Find the lines in these entries that include the word "Flächeninhalt" and state how many there are, with no other words.
##### Material for this exercise #####
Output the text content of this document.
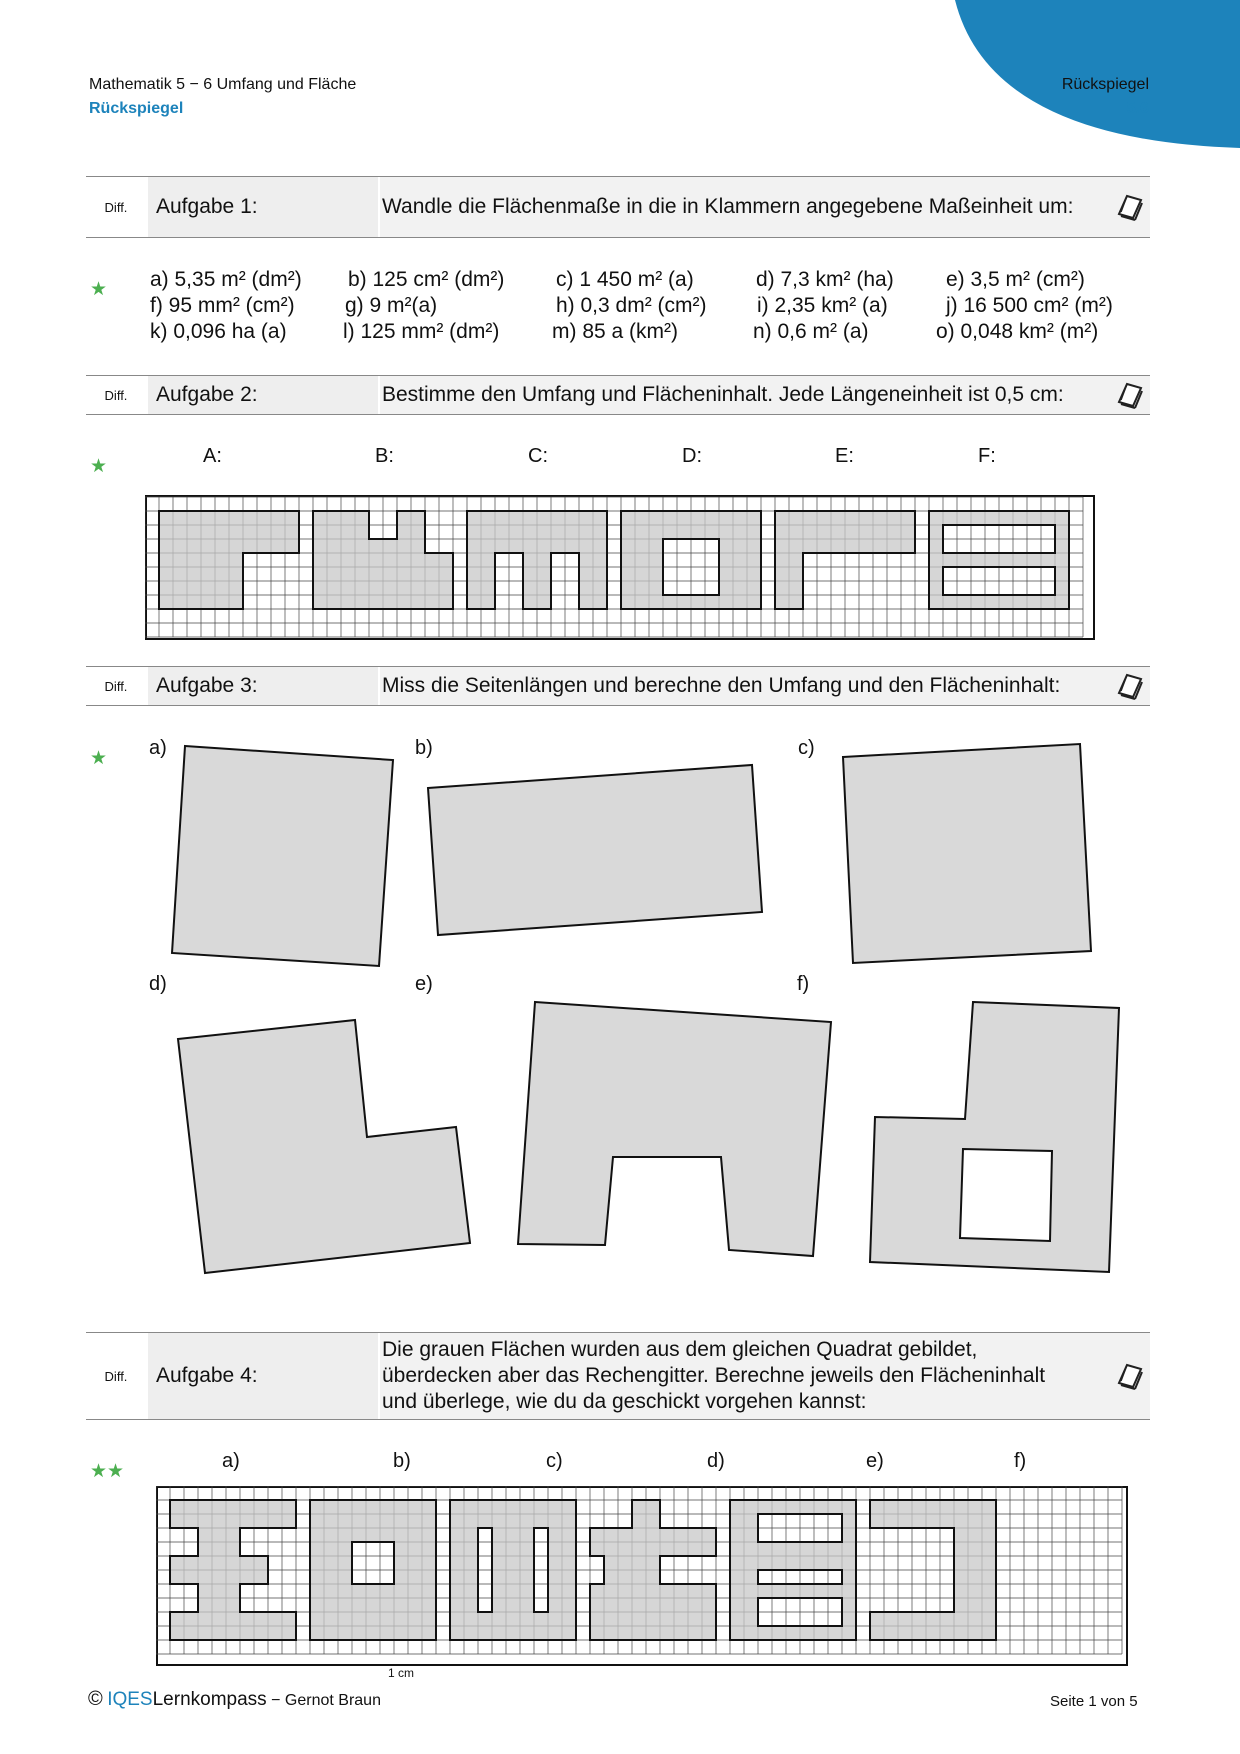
Mathematik 5 − 6 Umfang und Fläche
Rückspiegel
Rückspiegel
5.6
Diff.	Aufgabe 1:	Wandle die Flächenmaße in die in Klammern angegebene Maßeinheit um:
★ a) 5,35 m² (dm²) b) 125 cm² (dm²) c) 1 450 m² (a)	d) 7,3 km² (ha) e) 3,5 m² (cm²)
f) 95 mm² (cm²) g) 9 m²(a)	h) 0,3 dm² (cm²) i) 2,35 km² (a)	j) 16 500 cm² (m²)
k) 0,096 ha (a)	l) 125 mm² (dm²)	m) 85 a (km²)	n) 0,6 m² (a)	o) 0,048 km² (m²)
Diff.	Aufgabe 2:	Bestimme den Umfang und Flächeninhalt. Jede Längeneinheit ist 0,5 cm:
★	A:	B:	C:	D:	E:	F:
Diff.	Aufgabe 3:	Miss die Seitenlängen und berechne den Umfang und den Flächeninhalt:
★ a)	b)	c)
d)	e)	f)
Diff.	Aufgabe 4:
Die grauen Flächen wurden aus dem gleichen Quadrat gebildet,
überdecken aber das Rechengitter. Berechne jeweils den Flächeninhalt
und überlege, wie du da geschickt vorgehen kannst:
★★	a)	b)	c)	d)	e)	f)
1 cm
© IQESLernkompass − Gernot Braun	Seite 1 von 5
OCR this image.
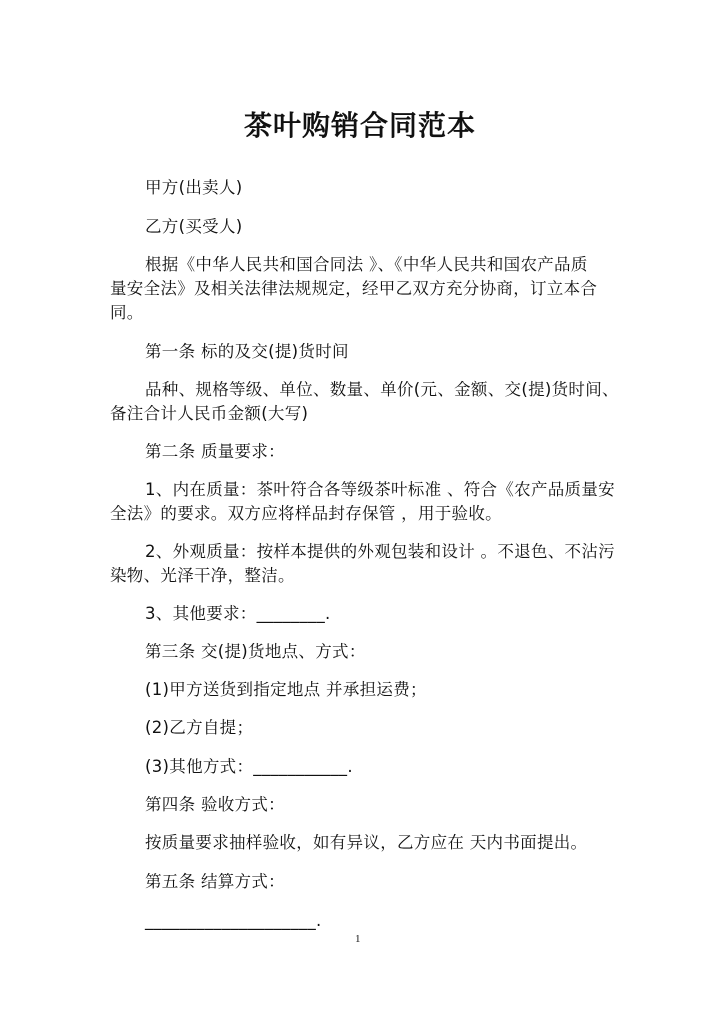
茶叶购销合同范本
甲方(出卖人)
乙方(买受人)
根据《中华人民共和国合同法 》、《中华人民共和国农产品质
量安全法》及相关法律法规规定，经甲乙双方充分协商，订立本合
同。
第一条 标的及交(提)货时间
品种、规格等级、单位、数量、单价(元、金额、交(提)货时间、
备注合计人民币金额(大写)
第二条 质量要求：
1、内在质量：茶叶符合各等级茶叶标准 、符合《农产品质量安
全法》的要求。双方应将样品封存保管 ，用于验收。
2、外观质量：按样本提供的外观包装和设计 。不退色、不沾污
染物、光泽干净，整洁。
3、其他要求：________.
第三条 交(提)货地点、方式：
(1)甲方送货到指定地点 并承担运费；
(2)乙方自提；
(3)其他方式：___________.
第四条 验收方式：
按质量要求抽样验收，如有异议，乙方应在 天内书面提出。
第五条 结算方式：
____________________.
1
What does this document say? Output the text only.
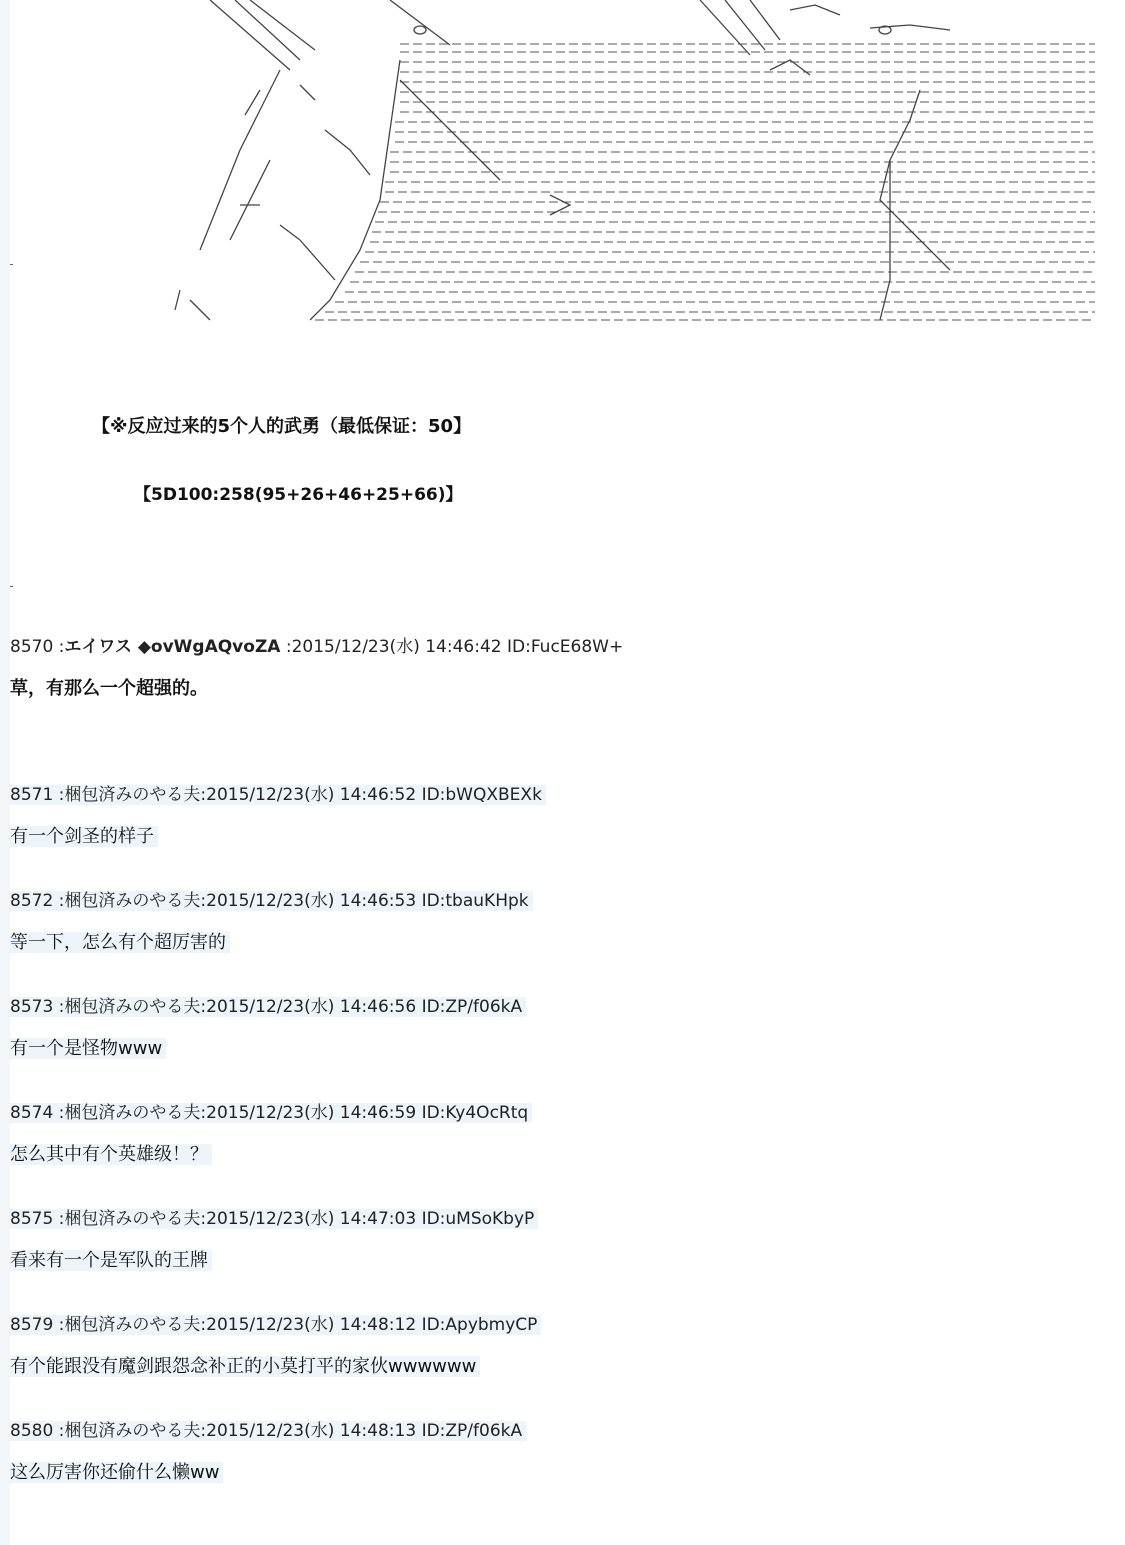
【※反应过来的5个人的武勇（最低保证：50】
【5D100:258(95+26+46+25+66)】
8570 :エイワス ◆ovWgAQvoZA :2015/12/23(水) 14:46:42 ID:FucE68W+
草，有那么一个超强的。
8571 :梱包済みのやる夫:2015/12/23(水) 14:46:52 ID:bWQXBEXk
有一个剑圣的样子
8572 :梱包済みのやる夫:2015/12/23(水) 14:46:53 ID:tbauKHpk
等一下，怎么有个超厉害的
8573 :梱包済みのやる夫:2015/12/23(水) 14:46:56 ID:ZP/f06kA
有一个是怪物www
8574 :梱包済みのやる夫:2015/12/23(水) 14:46:59 ID:Ky4OcRtq
怎么其中有个英雄级！？
8575 :梱包済みのやる夫:2015/12/23(水) 14:47:03 ID:uMSoKbyP
看来有一个是军队的王牌
8579 :梱包済みのやる夫:2015/12/23(水) 14:48:12 ID:ApybmyCP
有个能跟没有魔剑跟怨念补正的小莫打平的家伙wwwwww
8580 :梱包済みのやる夫:2015/12/23(水) 14:48:13 ID:ZP/f06kA
这么厉害你还偷什么懒ww
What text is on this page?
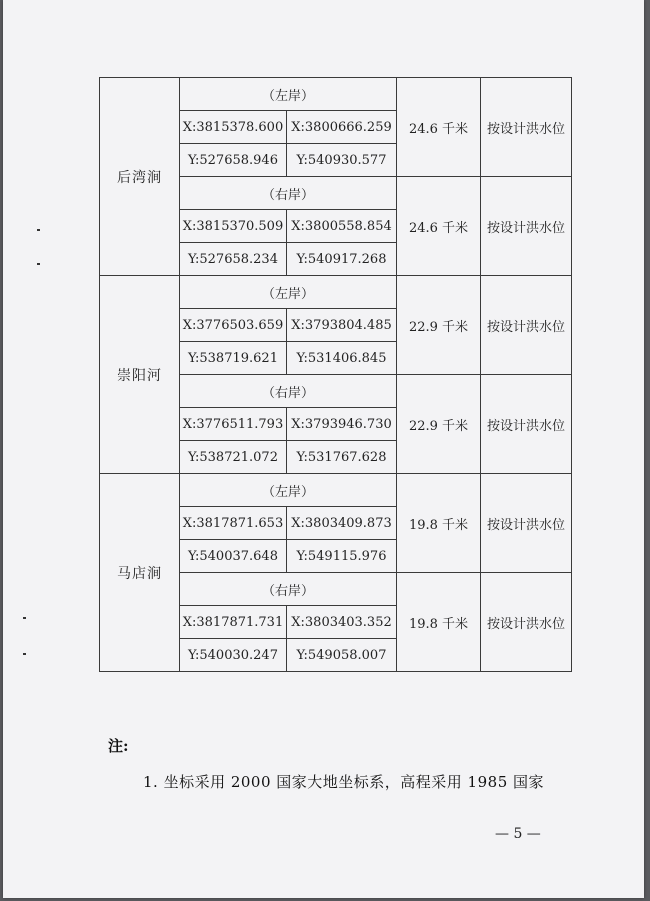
后湾涧	（左岸）		24.6 千米	按设计洪水位
	X:3815378.600	X:3800666.259		
	Y:527658.946	Y:540930.577		
	（右岸）		24.6 千米	按设计洪水位
	X:3815370.509	X:3800558.854		
	Y:527658.234	Y:540917.268		
崇阳河	（左岸）		22.9 千米	按设计洪水位
	X:3776503.659	X:3793804.485		
	Y:538719.621	Y:531406.845		
	（右岸）		22.9 千米	按设计洪水位
	X:3776511.793	X:3793946.730		
	Y:538721.072	Y:531767.628		
马店涧	（左岸）		19.8 千米	按设计洪水位
	X:3817871.653	X:3803409.873		
	Y:540037.648	Y:549115.976		
	（右岸）		19.8 千米	按设计洪水位
	X:3817871.731	X:3803403.352		
	Y:540030.247	Y:549058.007		
注:
1. 坐标采用 2000 国家大地坐标系，高程采用 1985 国家
— 5 —
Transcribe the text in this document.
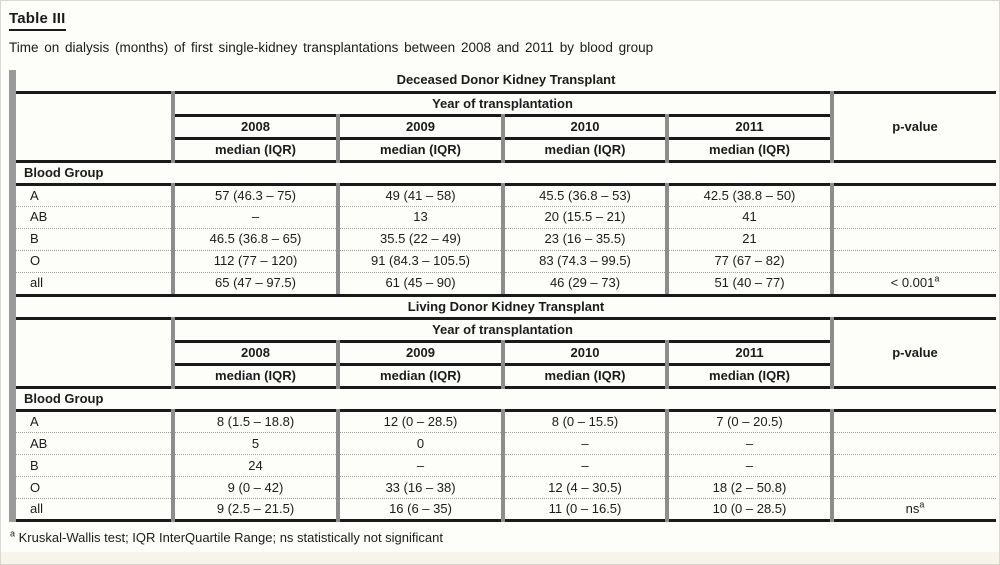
Table III
Time on dialysis (months) of first single-kidney transplantations between 2008 and 2011 by blood group
Deceased Donor Kidney Transplant					
	Year of transplantation				p-value
	2008	2009	2010	2011	
	median (IQR)	median (IQR)	median (IQR)	median (IQR)	
Blood Group					
A	57 (46.3 – 75)	49 (41 – 58)	45.5 (36.8 – 53)	42.5 (38.8 – 50)	
AB	–	13	20 (15.5 – 21)	41	
B	46.5 (36.8 – 65)	35.5 (22 – 49)	23 (16 – 35.5)	21	
O	112 (77 – 120)	91 (84.3 – 105.5)	83 (74.3 – 99.5)	77 (67 – 82)	
all	65 (47 – 97.5)	61 (45 – 90)	46 (29 – 73)	51 (40 – 77)	< 0.001$^a$
Living Donor Kidney Transplant					
	Year of transplantation				p-value
	2008	2009	2010	2011	
	median (IQR)	median (IQR)	median (IQR)	median (IQR)	
Blood Group					
A	8 (1.5 – 18.8)	12 (0 – 28.5)	8 (0 – 15.5)	7 (0 – 20.5)	
AB	5	0	–	–	
B	24	–	–	–	
O	9 (0 – 42)	33 (16 – 38)	12 (4 – 30.5)	18 (2 – 50.8)	
all	9 (2.5 – 21.5)	16 (6 – 35)	11 (0 – 16.5)	10 (0 – 28.5)	$ns^a$
$^a$ Kruskal-Wallis test; IQR InterQuartile Range; ns statistically not significant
#####
■ **Result of this exercise**
3